■ **What is expected**
Exactly as they appear, output all of the records. Skip any images.

--- Start ---

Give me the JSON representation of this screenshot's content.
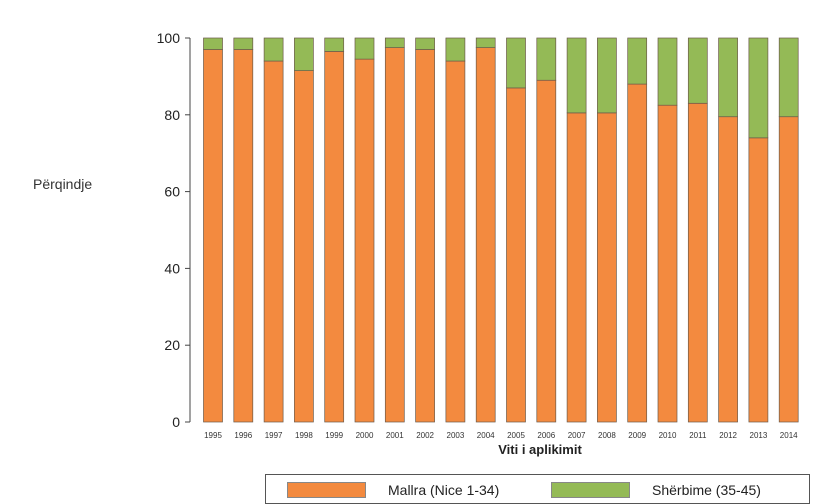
{
  "chart_data": {
    "type": "bar",
    "stacked": true,
    "title": "",
    "ylabel": "Përqindje",
    "xlabel": "Viti i aplikimit",
    "ylim": [
      0,
      100
    ],
    "yticks": [
      "0",
      "20",
      "40",
      "60",
      "80",
      "100"
    ],
    "grid": false,
    "legend_position": "bottom",
    "categories": [
      "1995",
      "1996",
      "1997",
      "1998",
      "1999",
      "2000",
      "2001",
      "2002",
      "2003",
      "2004",
      "2005",
      "2006",
      "2007",
      "2008",
      "2009",
      "2010",
      "2011",
      "2012",
      "2013",
      "2014"
    ],
    "series": [
      {
        "name": "Mallra (Nice 1-34)",
        "color": "#f38a3f",
        "values": [
          97,
          97,
          94,
          91.5,
          96.5,
          94.5,
          97.5,
          97,
          94,
          97.5,
          87,
          89,
          80.5,
          80.5,
          88,
          82.5,
          83,
          79.5,
          74,
          79.5
        ]
      },
      {
        "name": "Shërbime (35-45)",
        "color": "#94ba56",
        "values": [
          3,
          3,
          6,
          8.5,
          3.5,
          5.5,
          2.5,
          3,
          6,
          2.5,
          13,
          11,
          19.5,
          19.5,
          12,
          17.5,
          17,
          20.5,
          26,
          20.5
        ]
      }
    ]
  }
}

--- End ---

■ **Finished task**
Give me the JSON representation of this screenshot's content.
{
  "chart_data": {
    "type": "bar",
    "stacked": true,
    "title": "",
    "ylabel": "Përqindje",
    "xlabel": "Viti i aplikimit",
    "ylim": [
      0,
      100
    ],
    "yticks": [
      "0",
      "20",
      "40",
      "60",
      "80",
      "100"
    ],
    "grid": false,
    "legend_position": "bottom",
    "categories": [
      "1995",
      "1996",
      "1997",
      "1998",
      "1999",
      "2000",
      "2001",
      "2002",
      "2003",
      "2004",
      "2005",
      "2006",
      "2007",
      "2008",
      "2009",
      "2010",
      "2011",
      "2012",
      "2013",
      "2014"
    ],
    "series": [
      {
        "name": "Mallra (Nice 1-34)",
        "color": "#f38a3f",
        "values": [
          97,
          97,
          94,
          91.5,
          96.5,
          94.5,
          97.5,
          97,
          94,
          97.5,
          87,
          89,
          80.5,
          80.5,
          88,
          82.5,
          83,
          79.5,
          74,
          79.5
        ]
      },
      {
        "name": "Shërbime (35-45)",
        "color": "#94ba56",
        "values": [
          3,
          3,
          6,
          8.5,
          3.5,
          5.5,
          2.5,
          3,
          6,
          2.5,
          13,
          11,
          19.5,
          19.5,
          12,
          17.5,
          17,
          20.5,
          26,
          20.5
        ]
      }
    ]
  }
}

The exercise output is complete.